Exercise requirements: Make an exact copy of all the entries below, with the pictures left out.

+ + + + + + +

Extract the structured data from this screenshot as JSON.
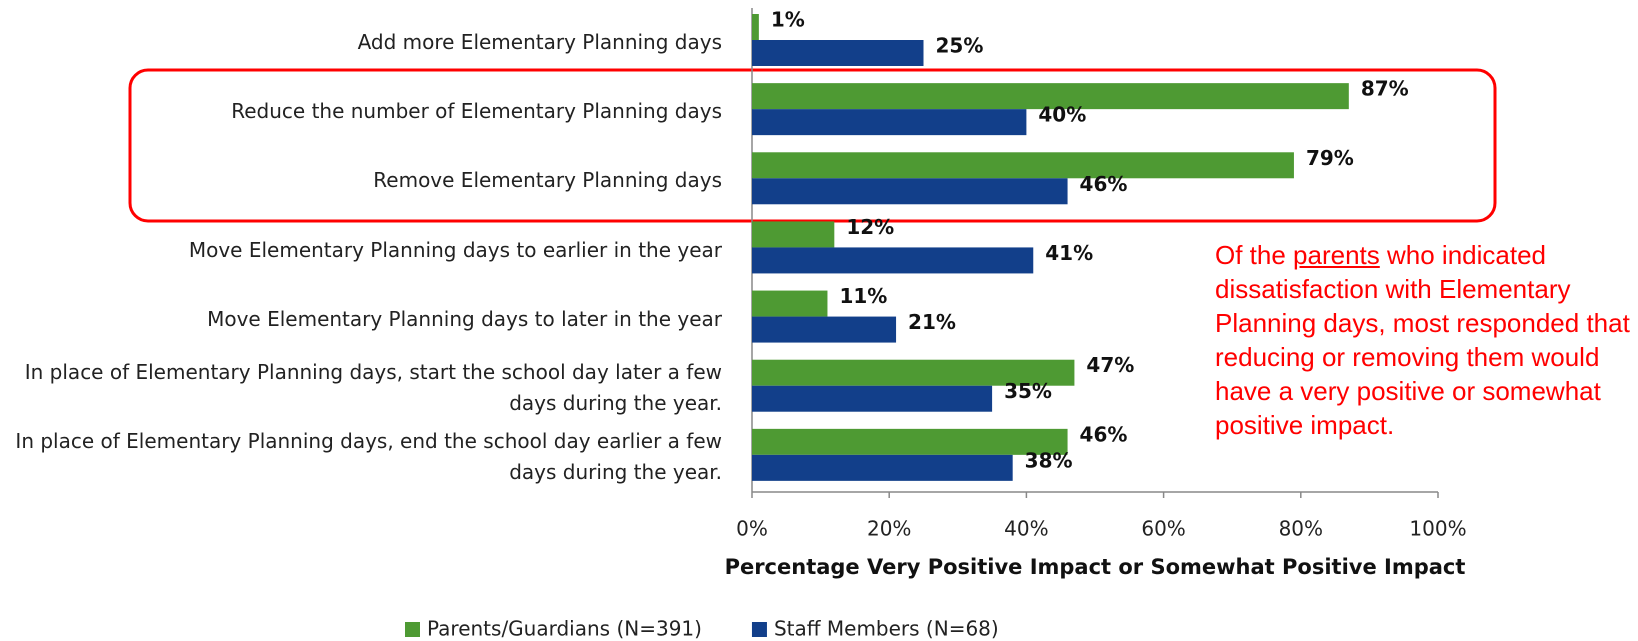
{
  "chart_data": {
    "type": "bar",
    "orientation": "horizontal",
    "categories": [
      "Add more Elementary Planning days",
      "Reduce the number of Elementary Planning days",
      "Remove Elementary Planning days",
      "Move Elementary Planning days to earlier in the year",
      "Move Elementary Planning days to later in the year",
      "In place of Elementary Planning days, start the school day later a few days during the year.",
      "In place of Elementary Planning days, end the school day earlier a few days during the year."
    ],
    "series": [
      {
        "name": "Parents/Guardians (N=391)",
        "color": "#4e9a33",
        "values": [
          1,
          87,
          79,
          12,
          11,
          47,
          46
        ],
        "value_labels": [
          "1%",
          "87%",
          "79%",
          "12%",
          "11%",
          "47%",
          "46%"
        ]
      },
      {
        "name": "Staff Members (N=68)",
        "color": "#123f8a",
        "values": [
          25,
          40,
          46,
          41,
          21,
          35,
          38
        ],
        "value_labels": [
          "25%",
          "40%",
          "46%",
          "41%",
          "21%",
          "35%",
          "38%"
        ]
      }
    ],
    "xlabel": "Percentage Very Positive Impact or Somewhat Positive Impact",
    "xlim": [
      0,
      100
    ],
    "xticks": [
      {
        "value": 0,
        "label": "0%"
      },
      {
        "value": 20,
        "label": "20%"
      },
      {
        "value": 40,
        "label": "40%"
      },
      {
        "value": 60,
        "label": "60%"
      },
      {
        "value": 80,
        "label": "80%"
      },
      {
        "value": 100,
        "label": "100%"
      }
    ],
    "legend": "bottom",
    "annotation_parts": [
      "Of the ",
      "parents",
      " who indicated dissatisfaction with Elementary Planning days, most responded that reducing or removing them would have a very positive or somewhat positive impact."
    ]
  }
}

+ + + + + + +

Written response:
Extract the structured data from this screenshot as JSON.
{
  "chart_data": {
    "type": "bar",
    "orientation": "horizontal",
    "categories": [
      "Add more Elementary Planning days",
      "Reduce the number of Elementary Planning days",
      "Remove Elementary Planning days",
      "Move Elementary Planning days to earlier in the year",
      "Move Elementary Planning days to later in the year",
      "In place of Elementary Planning days, start the school day later a few days during the year.",
      "In place of Elementary Planning days, end the school day earlier a few days during the year."
    ],
    "series": [
      {
        "name": "Parents/Guardians (N=391)",
        "color": "#4e9a33",
        "values": [
          1,
          87,
          79,
          12,
          11,
          47,
          46
        ],
        "value_labels": [
          "1%",
          "87%",
          "79%",
          "12%",
          "11%",
          "47%",
          "46%"
        ]
      },
      {
        "name": "Staff Members (N=68)",
        "color": "#123f8a",
        "values": [
          25,
          40,
          46,
          41,
          21,
          35,
          38
        ],
        "value_labels": [
          "25%",
          "40%",
          "46%",
          "41%",
          "21%",
          "35%",
          "38%"
        ]
      }
    ],
    "xlabel": "Percentage Very Positive Impact or Somewhat Positive Impact",
    "xlim": [
      0,
      100
    ],
    "xticks": [
      {
        "value": 0,
        "label": "0%"
      },
      {
        "value": 20,
        "label": "20%"
      },
      {
        "value": 40,
        "label": "40%"
      },
      {
        "value": 60,
        "label": "60%"
      },
      {
        "value": 80,
        "label": "80%"
      },
      {
        "value": 100,
        "label": "100%"
      }
    ],
    "legend": "bottom",
    "annotation_parts": [
      "Of the ",
      "parents",
      " who indicated dissatisfaction with Elementary Planning days, most responded that reducing or removing them would have a very positive or somewhat positive impact."
    ]
  }
}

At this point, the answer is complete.